+++ DATA IN THIS EXERCISE +++

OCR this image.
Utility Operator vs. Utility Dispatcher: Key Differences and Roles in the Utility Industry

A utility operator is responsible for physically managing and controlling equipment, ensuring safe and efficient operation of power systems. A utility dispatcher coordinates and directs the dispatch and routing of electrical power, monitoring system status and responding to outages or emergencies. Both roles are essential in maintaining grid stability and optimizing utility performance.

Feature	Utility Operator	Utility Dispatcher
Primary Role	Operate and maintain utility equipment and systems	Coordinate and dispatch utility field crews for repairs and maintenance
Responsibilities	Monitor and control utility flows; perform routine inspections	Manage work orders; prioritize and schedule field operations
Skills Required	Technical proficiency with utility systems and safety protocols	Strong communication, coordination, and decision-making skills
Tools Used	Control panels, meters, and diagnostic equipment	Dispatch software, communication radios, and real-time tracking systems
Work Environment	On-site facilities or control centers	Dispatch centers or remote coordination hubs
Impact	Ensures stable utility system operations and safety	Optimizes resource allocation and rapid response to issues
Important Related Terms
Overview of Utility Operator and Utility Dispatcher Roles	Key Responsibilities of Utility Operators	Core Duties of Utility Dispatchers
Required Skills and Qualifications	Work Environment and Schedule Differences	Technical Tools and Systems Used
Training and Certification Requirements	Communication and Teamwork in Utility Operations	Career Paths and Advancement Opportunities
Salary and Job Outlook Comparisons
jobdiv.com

+++

__OBJECTIVE__
Find the word "Tools" in the material, then list each line that holds it.

__TASK RESULT__
Tools Used	Control panels, meters, and diagnostic equipment	Dispatch software, communication radios, and real-time tracking systems
Required Skills and Qualifications	Work Environment and Schedule Differences	Technical Tools and Systems Used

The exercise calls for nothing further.